YOUR TASK: Show every line below where "Base" can be found.

━━━ DATA LINES

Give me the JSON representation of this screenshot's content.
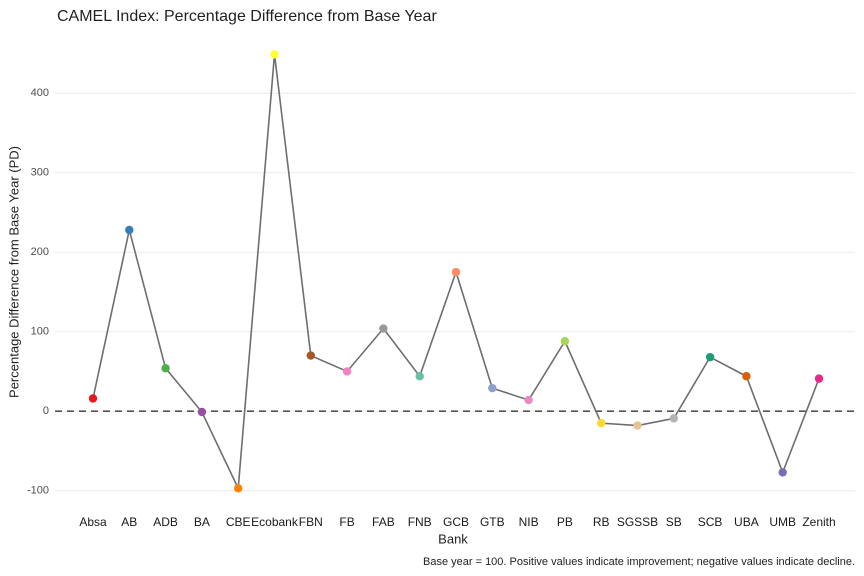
{
  "chart_data": {
    "type": "line",
    "title": "CAMEL Index: Percentage Difference from Base Year",
    "x_label": "Bank",
    "y_label": "Percentage Difference from Base Year (PD)",
    "caption": "Base year = 100. Positive values indicate improvement; negative values indicate decline.",
    "categories": [
      "Absa",
      "AB",
      "ADB",
      "BA",
      "CBE",
      "Ecobank",
      "FBN",
      "FB",
      "FAB",
      "FNB",
      "GCB",
      "GTB",
      "NIB",
      "PB",
      "RB",
      "SGSSB",
      "SB",
      "SCB",
      "UBA",
      "UMB",
      "Zenith"
    ],
    "values": [
      16,
      228,
      54,
      -1,
      -97,
      449,
      70,
      50,
      104,
      44,
      175,
      29,
      14,
      88,
      -15,
      -18,
      -9,
      68,
      44,
      -77,
      41
    ],
    "colors": [
      "#e41a1c",
      "#377eb8",
      "#4daf4a",
      "#984ea3",
      "#ff7f00",
      "#ffff33",
      "#a65628",
      "#f781bf",
      "#999999",
      "#66c2a5",
      "#fc8d62",
      "#8da0cb",
      "#e78ac3",
      "#a6d854",
      "#ffd92f",
      "#e5c494",
      "#b3b3b3",
      "#1b9e77",
      "#d95f02",
      "#7570b3",
      "#e7298a"
    ],
    "line_color": "#6e6e6e",
    "reference_line": 0,
    "ylim": [
      -118,
      467
    ],
    "yticks": [
      -100,
      0,
      100,
      200,
      300,
      400
    ],
    "grid": true
  }
}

━━━━━━

EXERCISE RESULT:
    "title": "CAMEL Index: Percentage Difference from Base Year",
    "y_label": "Percentage Difference from Base Year (PD)",
    "caption": "Base year = 100. Positive values indicate improvement; negative values indicate decline.",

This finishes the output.